La depredación racial revisa el pasado bárbaro de su país al invocar desde su título inglés mismo cierta poética y metafórica creencia Osage en unas descomunalmente crecidas flores de la luna cuya altura oculta cualquier luz tanto como a las indefensas flores más pequeñas, exactamente lo ocurrido también con la tumultuosa invasión blanca que arrasó y aplastó con crueldad a las naciones originarias americanas, pero poniendo aquí en la central escena-pivote una extraña, posromántica y vesánicamente antiépica historia de amor, más allá de lo simplemente tóxico o melodramáticamente interesado, entre el aventurero desalmado y la asertiva mujer amenazada pero uncida redentoramente al campo florido.

TAREA A REALIZAR: Prosiga el extracto del documento a partir de su última oración.

ENTRADAS:
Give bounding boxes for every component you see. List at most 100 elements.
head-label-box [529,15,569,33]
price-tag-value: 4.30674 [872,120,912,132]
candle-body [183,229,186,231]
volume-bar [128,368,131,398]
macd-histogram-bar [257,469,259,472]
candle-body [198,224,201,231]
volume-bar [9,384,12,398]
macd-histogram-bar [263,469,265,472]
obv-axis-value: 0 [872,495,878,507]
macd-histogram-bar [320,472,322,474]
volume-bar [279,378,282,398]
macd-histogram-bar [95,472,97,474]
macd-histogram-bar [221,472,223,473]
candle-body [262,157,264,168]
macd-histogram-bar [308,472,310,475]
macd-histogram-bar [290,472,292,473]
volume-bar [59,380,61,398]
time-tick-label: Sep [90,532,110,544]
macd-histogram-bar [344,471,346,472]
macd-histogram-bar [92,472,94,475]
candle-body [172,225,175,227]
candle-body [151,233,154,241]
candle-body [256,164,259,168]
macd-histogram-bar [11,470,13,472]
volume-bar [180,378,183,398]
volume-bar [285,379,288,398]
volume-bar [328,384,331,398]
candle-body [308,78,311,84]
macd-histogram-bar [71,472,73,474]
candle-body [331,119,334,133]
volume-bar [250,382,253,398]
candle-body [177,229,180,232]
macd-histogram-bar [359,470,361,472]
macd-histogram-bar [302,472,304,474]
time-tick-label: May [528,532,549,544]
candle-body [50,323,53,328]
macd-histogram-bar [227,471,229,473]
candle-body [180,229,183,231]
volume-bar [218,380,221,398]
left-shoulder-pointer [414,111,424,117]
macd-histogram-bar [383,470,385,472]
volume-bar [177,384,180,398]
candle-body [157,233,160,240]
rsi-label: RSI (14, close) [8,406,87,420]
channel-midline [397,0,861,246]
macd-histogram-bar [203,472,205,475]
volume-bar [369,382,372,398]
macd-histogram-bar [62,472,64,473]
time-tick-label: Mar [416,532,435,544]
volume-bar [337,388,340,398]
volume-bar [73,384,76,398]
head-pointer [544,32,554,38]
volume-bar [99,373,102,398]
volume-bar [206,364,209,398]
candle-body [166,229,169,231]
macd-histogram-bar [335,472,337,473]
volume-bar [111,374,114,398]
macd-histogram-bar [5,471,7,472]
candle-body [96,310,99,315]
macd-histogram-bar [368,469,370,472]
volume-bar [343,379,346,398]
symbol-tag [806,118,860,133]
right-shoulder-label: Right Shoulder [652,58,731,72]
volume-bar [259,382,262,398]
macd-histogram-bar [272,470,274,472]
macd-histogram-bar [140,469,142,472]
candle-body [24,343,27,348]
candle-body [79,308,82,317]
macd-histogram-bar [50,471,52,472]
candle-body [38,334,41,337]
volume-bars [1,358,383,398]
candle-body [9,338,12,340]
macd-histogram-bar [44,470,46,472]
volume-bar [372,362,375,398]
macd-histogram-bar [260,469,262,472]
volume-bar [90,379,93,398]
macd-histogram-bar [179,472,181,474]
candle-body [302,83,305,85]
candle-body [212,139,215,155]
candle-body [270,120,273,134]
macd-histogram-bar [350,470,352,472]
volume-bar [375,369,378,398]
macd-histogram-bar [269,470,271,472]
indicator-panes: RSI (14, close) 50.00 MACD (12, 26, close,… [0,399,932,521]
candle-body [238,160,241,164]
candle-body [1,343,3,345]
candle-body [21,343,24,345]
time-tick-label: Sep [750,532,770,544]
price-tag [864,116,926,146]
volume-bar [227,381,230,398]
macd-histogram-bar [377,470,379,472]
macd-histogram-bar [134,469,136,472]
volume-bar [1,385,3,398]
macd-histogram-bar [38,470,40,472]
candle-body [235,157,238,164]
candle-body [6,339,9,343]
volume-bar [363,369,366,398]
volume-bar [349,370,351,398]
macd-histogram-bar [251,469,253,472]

RESULTADO DEL EJERCICIO:
La depredación racial se expresa estructuralmente en una superproducción de largo aliento donde se acogen y conjuntan a la Scorsese desde Casino (93) archivos falsos o auténticos e irrupciones legendarias, una guía ilustrada para entender la cultura Osage, monologales voces narrativamente vehiculares de algún criminal en off, decenas de insertos documentales o reconstruidos para caracterizar a los hechos ficcionales cual datos microhistóricos y a las figuras reales en juego como tales porque son ya macrohistóricas irrefutables, y flashbacks explicativos a granel e incluso hasta provistos de sendos derechos a la repetición autorreferencial.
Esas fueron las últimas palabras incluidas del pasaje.